Given instruction: Copy every line of the records below where the word "Type" occurs.
+ + + +
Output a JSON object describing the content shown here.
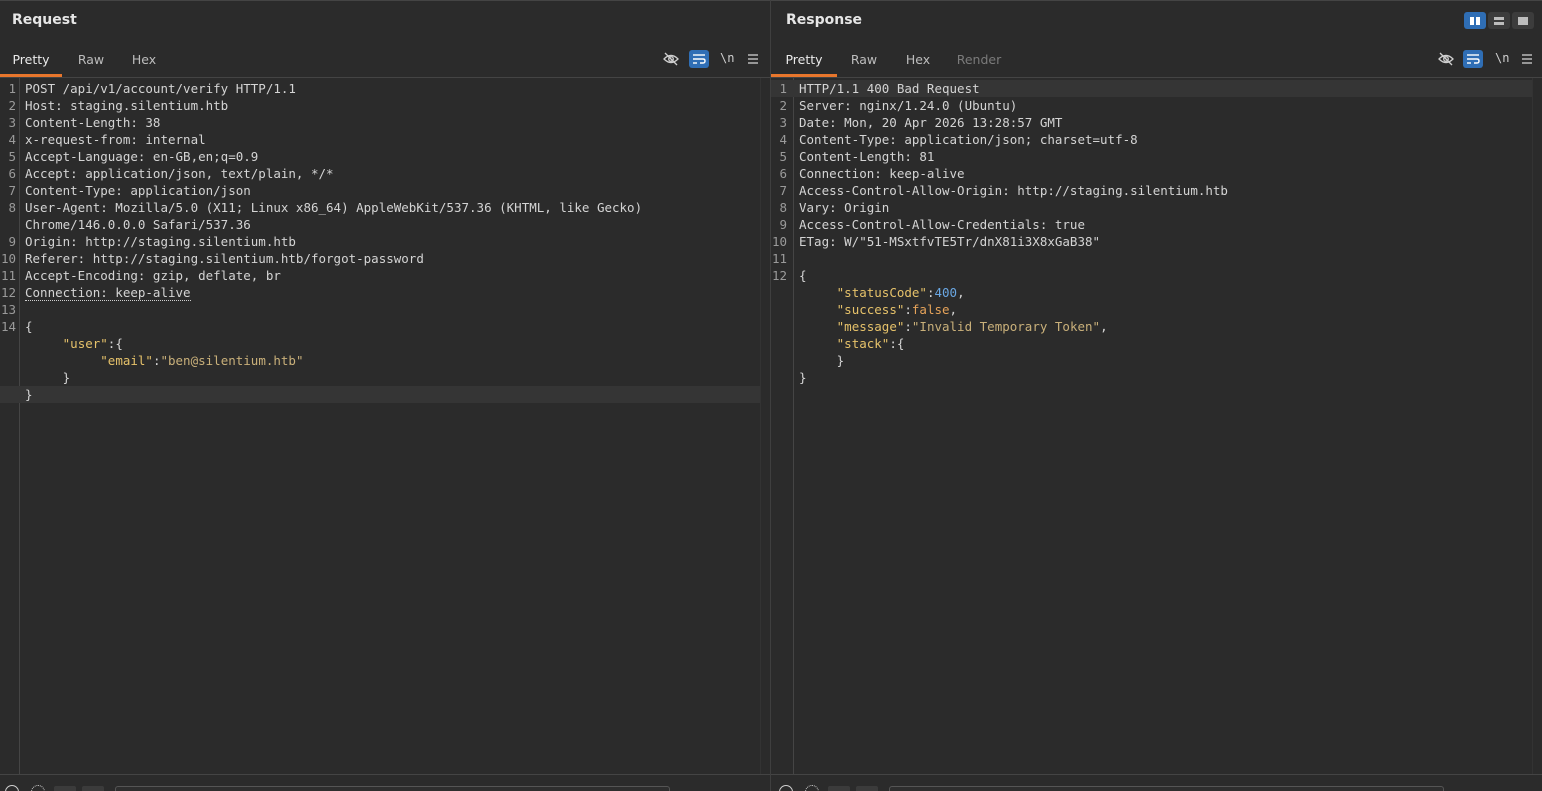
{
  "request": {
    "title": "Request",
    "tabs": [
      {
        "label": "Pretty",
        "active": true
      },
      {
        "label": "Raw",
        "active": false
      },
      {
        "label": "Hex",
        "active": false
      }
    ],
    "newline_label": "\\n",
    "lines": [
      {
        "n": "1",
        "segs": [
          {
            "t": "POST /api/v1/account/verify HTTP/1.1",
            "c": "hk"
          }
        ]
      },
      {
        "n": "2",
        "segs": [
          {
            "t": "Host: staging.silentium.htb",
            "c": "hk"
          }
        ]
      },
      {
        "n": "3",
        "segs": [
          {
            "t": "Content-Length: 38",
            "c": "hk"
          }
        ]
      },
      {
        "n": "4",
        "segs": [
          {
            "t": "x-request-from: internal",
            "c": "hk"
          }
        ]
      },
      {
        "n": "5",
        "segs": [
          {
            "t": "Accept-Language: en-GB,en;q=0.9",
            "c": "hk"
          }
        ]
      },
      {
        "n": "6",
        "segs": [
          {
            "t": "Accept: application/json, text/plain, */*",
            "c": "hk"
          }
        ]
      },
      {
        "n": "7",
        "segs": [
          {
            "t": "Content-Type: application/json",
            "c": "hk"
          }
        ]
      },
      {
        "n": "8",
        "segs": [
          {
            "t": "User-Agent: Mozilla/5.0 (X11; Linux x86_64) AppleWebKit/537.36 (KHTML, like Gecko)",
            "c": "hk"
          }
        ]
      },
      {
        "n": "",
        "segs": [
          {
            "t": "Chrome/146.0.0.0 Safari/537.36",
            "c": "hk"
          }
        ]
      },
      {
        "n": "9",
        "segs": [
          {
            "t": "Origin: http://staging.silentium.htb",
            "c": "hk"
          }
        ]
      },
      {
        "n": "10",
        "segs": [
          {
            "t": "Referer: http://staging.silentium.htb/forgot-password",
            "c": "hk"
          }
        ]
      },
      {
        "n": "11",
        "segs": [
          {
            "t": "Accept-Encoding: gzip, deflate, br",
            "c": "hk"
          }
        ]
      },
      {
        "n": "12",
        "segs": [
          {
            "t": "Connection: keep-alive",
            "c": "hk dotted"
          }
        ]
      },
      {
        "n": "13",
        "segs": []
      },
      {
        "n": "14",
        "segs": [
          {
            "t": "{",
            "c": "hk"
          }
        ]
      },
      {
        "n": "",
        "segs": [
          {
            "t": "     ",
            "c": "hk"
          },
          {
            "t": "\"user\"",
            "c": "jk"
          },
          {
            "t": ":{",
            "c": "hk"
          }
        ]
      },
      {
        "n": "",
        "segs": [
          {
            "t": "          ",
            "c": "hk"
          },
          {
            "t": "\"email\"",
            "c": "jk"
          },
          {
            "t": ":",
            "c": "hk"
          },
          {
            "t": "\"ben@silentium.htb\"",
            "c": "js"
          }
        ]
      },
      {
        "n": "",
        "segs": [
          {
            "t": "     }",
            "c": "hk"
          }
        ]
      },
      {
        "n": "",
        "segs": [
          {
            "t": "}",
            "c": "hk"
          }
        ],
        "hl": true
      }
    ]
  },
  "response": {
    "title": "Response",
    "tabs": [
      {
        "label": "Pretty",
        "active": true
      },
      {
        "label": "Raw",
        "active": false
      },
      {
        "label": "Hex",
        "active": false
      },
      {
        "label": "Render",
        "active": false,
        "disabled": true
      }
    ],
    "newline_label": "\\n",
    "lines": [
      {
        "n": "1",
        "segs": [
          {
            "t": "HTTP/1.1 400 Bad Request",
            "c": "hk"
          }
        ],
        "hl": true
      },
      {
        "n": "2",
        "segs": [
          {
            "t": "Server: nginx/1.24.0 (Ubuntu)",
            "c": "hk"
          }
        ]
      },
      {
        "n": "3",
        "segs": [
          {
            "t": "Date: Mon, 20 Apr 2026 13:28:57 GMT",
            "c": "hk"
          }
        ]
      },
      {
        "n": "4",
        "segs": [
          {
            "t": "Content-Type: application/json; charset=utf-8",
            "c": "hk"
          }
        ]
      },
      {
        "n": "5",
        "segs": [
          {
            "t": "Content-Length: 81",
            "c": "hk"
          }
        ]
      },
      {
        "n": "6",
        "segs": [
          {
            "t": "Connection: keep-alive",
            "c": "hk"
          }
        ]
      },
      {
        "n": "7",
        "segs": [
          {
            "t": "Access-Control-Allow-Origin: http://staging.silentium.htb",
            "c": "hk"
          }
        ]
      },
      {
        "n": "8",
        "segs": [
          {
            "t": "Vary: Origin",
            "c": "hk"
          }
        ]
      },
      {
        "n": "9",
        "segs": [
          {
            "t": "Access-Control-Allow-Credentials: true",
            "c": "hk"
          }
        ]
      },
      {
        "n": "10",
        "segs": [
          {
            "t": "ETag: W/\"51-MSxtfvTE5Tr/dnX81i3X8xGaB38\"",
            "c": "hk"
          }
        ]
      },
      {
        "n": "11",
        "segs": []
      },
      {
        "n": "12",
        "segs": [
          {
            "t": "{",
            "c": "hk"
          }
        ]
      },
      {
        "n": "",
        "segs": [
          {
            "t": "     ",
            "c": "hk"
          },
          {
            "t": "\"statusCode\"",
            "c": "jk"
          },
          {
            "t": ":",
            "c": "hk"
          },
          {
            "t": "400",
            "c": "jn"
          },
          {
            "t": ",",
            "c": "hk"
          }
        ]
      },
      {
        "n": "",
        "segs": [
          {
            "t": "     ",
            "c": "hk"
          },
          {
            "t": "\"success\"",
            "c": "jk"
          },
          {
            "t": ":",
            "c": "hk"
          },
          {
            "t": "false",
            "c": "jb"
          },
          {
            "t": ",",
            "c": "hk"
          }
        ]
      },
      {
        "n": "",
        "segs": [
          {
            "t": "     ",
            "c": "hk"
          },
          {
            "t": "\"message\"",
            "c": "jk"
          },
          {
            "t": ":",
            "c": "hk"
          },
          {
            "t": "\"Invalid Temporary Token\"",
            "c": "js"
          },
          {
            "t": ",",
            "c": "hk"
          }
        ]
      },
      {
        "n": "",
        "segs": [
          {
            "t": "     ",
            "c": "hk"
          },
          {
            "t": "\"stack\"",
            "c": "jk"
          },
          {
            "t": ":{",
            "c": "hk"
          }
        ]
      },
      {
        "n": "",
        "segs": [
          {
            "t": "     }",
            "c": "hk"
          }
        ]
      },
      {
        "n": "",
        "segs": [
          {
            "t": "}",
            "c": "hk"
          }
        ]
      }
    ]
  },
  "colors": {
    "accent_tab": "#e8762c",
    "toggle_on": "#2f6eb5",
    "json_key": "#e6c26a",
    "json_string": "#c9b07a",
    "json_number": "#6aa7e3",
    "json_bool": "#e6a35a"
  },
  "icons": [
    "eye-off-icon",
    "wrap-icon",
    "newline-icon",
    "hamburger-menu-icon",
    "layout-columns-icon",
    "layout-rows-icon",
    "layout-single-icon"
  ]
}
+ + + +
Exercise solution:
            "t": "Content-Type: application/json",
            "t": "Content-Type: application/json; charset=utf-8",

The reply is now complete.